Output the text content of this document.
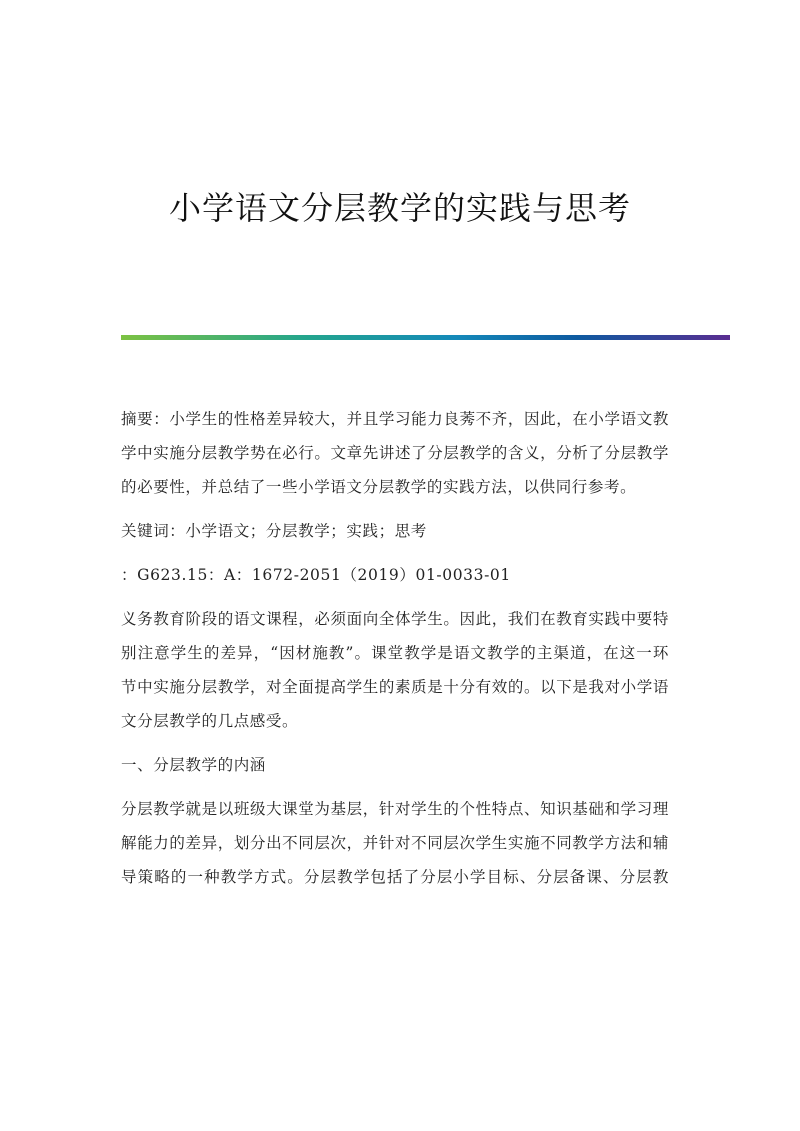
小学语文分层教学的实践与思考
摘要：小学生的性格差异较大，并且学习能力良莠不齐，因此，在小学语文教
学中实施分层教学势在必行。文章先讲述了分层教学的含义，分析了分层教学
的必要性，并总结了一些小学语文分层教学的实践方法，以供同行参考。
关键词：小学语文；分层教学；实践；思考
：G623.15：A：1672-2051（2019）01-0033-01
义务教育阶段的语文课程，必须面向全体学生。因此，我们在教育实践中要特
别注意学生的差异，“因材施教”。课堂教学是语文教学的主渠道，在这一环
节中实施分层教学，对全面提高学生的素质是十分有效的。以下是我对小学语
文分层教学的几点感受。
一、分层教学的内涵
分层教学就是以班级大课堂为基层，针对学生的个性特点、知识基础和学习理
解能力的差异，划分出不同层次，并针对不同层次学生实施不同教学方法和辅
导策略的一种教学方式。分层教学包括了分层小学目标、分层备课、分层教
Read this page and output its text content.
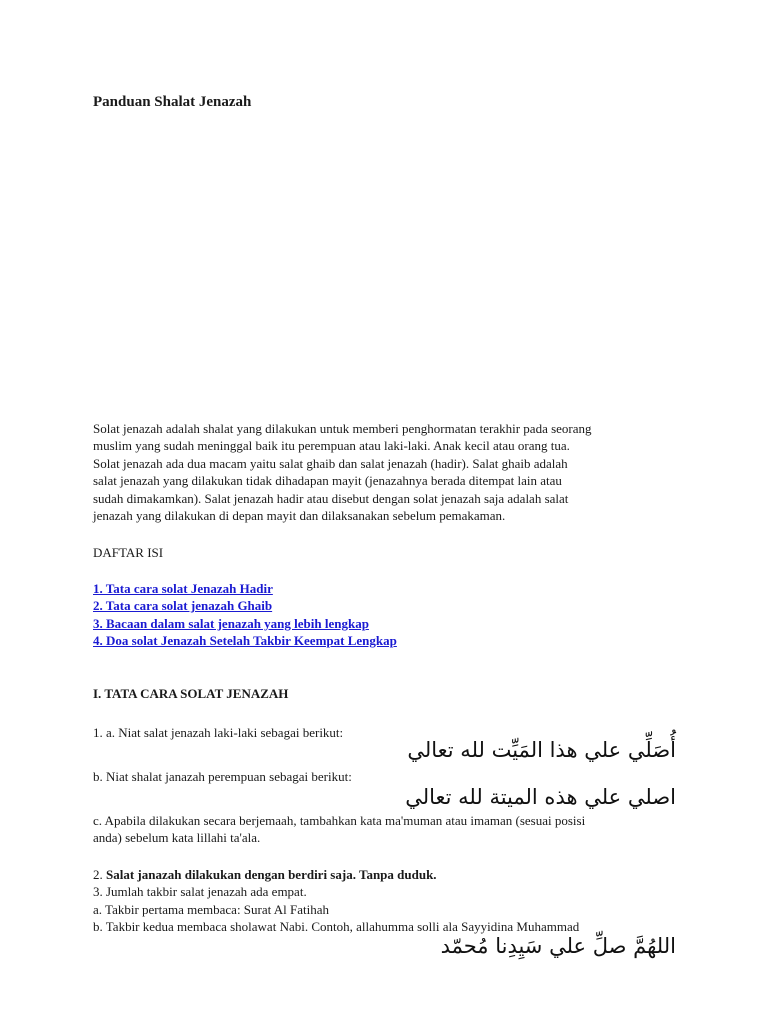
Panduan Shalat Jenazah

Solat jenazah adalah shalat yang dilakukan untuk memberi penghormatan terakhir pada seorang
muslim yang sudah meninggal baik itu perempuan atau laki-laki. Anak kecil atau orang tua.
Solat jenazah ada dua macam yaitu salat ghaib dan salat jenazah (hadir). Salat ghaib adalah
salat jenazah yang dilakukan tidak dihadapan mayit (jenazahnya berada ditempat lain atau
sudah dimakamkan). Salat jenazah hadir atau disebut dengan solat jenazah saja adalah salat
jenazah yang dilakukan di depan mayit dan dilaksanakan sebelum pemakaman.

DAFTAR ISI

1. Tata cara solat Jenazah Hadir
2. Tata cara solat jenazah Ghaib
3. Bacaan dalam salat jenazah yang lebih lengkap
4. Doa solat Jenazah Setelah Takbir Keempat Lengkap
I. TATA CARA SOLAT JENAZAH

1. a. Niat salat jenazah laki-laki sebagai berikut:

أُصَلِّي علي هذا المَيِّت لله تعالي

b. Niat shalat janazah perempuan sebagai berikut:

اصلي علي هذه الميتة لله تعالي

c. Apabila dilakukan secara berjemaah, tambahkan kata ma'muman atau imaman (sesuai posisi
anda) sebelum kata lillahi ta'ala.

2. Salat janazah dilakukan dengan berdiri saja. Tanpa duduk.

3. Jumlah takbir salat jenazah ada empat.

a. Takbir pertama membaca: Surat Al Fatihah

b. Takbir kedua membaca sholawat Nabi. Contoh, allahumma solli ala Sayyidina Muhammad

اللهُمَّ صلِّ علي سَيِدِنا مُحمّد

▸ Task objective
Report each line of the material above where the word "sudah" appears.

▸ Solution for this exercise
muslim yang sudah meninggal baik itu perempuan atau laki-laki. Anak kecil atau orang tua.
sudah dimakamkan). Salat jenazah hadir atau disebut dengan solat jenazah saja adalah salat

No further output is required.